Provided data »

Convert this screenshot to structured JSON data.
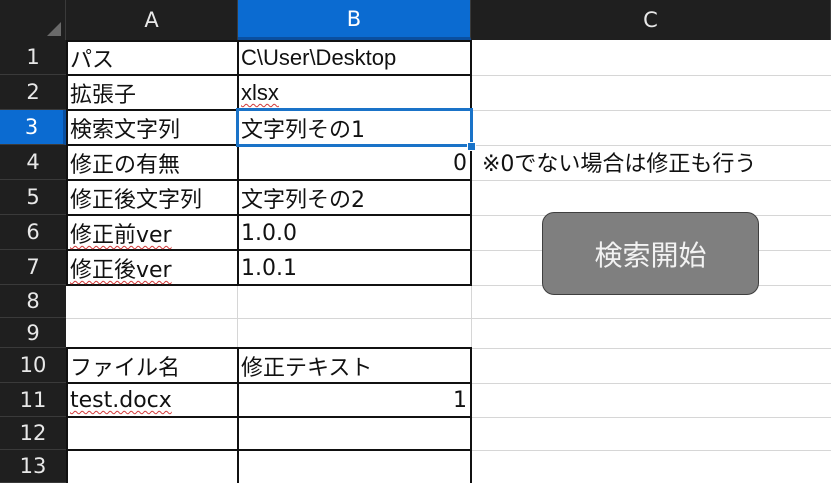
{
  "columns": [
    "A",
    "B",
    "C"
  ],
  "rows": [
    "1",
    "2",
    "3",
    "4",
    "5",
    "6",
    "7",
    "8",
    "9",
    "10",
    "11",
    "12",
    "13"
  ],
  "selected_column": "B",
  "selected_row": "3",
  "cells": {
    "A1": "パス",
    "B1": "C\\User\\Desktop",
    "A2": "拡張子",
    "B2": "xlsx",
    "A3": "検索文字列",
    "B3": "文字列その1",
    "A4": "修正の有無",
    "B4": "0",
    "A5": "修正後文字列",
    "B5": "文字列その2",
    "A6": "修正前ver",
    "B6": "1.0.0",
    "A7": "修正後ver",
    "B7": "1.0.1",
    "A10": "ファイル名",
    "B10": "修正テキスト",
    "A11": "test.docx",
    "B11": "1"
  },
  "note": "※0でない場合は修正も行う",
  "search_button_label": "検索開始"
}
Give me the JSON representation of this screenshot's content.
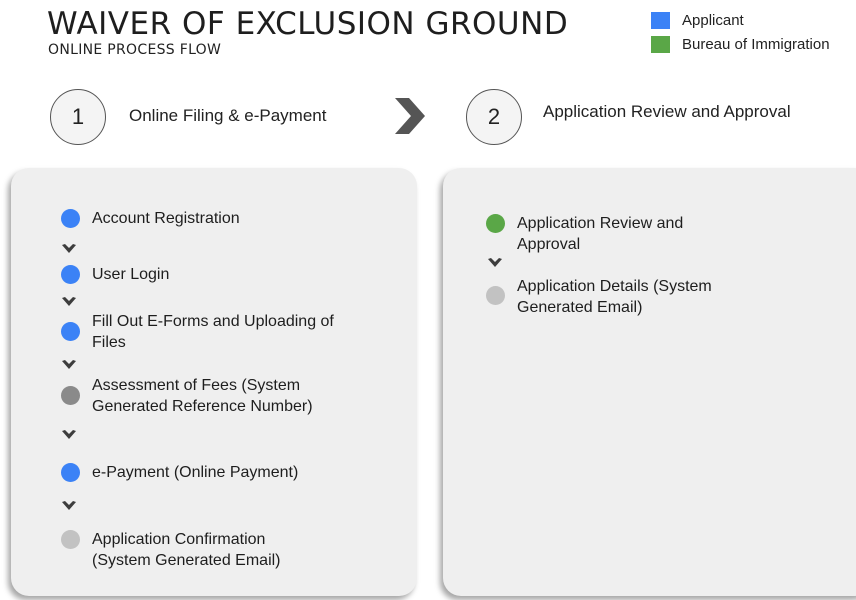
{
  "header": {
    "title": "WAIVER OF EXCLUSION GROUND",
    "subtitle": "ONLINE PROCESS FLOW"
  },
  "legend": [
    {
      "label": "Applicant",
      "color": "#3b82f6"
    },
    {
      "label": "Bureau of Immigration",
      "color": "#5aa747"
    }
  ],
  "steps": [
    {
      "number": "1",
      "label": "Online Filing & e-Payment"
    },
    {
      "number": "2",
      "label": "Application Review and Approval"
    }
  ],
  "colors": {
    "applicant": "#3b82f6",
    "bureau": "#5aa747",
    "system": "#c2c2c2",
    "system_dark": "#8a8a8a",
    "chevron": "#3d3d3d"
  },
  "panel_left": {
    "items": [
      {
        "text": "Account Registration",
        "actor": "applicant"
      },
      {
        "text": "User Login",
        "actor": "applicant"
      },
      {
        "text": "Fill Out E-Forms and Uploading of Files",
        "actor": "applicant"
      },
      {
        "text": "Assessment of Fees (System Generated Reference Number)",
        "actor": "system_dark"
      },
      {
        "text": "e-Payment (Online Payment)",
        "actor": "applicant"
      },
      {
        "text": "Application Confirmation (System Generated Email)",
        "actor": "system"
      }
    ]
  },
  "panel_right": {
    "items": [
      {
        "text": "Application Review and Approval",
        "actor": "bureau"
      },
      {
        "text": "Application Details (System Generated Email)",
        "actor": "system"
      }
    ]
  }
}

Set problem »
What is needed is an exact reproduction of the data, pictures excluded.

Solution below »
Convert this screenshot to structured JSON data.
{
  "columns": [
    "A",
    "B",
    "C"
  ],
  "rows": [
    "1",
    "2",
    "3",
    "4",
    "5",
    "6",
    "7",
    "8",
    "9",
    "10",
    "11",
    "12",
    "13"
  ],
  "selected_column": "B",
  "selected_row": "3",
  "cells": {
    "A1": "パス",
    "B1": "C\\User\\Desktop",
    "A2": "拡張子",
    "B2": "xlsx",
    "A3": "検索文字列",
    "B3": "文字列その1",
    "A4": "修正の有無",
    "B4": "0",
    "A5": "修正後文字列",
    "B5": "文字列その2",
    "A6": "修正前ver",
    "B6": "1.0.0",
    "A7": "修正後ver",
    "B7": "1.0.1",
    "A10": "ファイル名",
    "B10": "修正テキスト",
    "A11": "test.docx",
    "B11": "1"
  },
  "note": "※0でない場合は修正も行う",
  "search_button_label": "検索開始"
}
Give me the JSON representation of this screenshot's content.
{
  "header": {
    "title": "WAIVER OF EXCLUSION GROUND",
    "subtitle": "ONLINE PROCESS FLOW"
  },
  "legend": [
    {
      "label": "Applicant",
      "color": "#3b82f6"
    },
    {
      "label": "Bureau of Immigration",
      "color": "#5aa747"
    }
  ],
  "steps": [
    {
      "number": "1",
      "label": "Online Filing & e-Payment"
    },
    {
      "number": "2",
      "label": "Application Review and Approval"
    }
  ],
  "colors": {
    "applicant": "#3b82f6",
    "bureau": "#5aa747",
    "system": "#c2c2c2",
    "system_dark": "#8a8a8a",
    "chevron": "#3d3d3d"
  },
  "panel_left": {
    "items": [
      {
        "text": "Account Registration",
        "actor": "applicant"
      },
      {
        "text": "User Login",
        "actor": "applicant"
      },
      {
        "text": "Fill Out E-Forms and Uploading of Files",
        "actor": "applicant"
      },
      {
        "text": "Assessment of Fees (System Generated Reference Number)",
        "actor": "system_dark"
      },
      {
        "text": "e-Payment (Online Payment)",
        "actor": "applicant"
      },
      {
        "text": "Application Confirmation (System Generated Email)",
        "actor": "system"
      }
    ]
  },
  "panel_right": {
    "items": [
      {
        "text": "Application Review and Approval",
        "actor": "bureau"
      },
      {
        "text": "Application Details (System Generated Email)",
        "actor": "system"
      }
    ]
  }
}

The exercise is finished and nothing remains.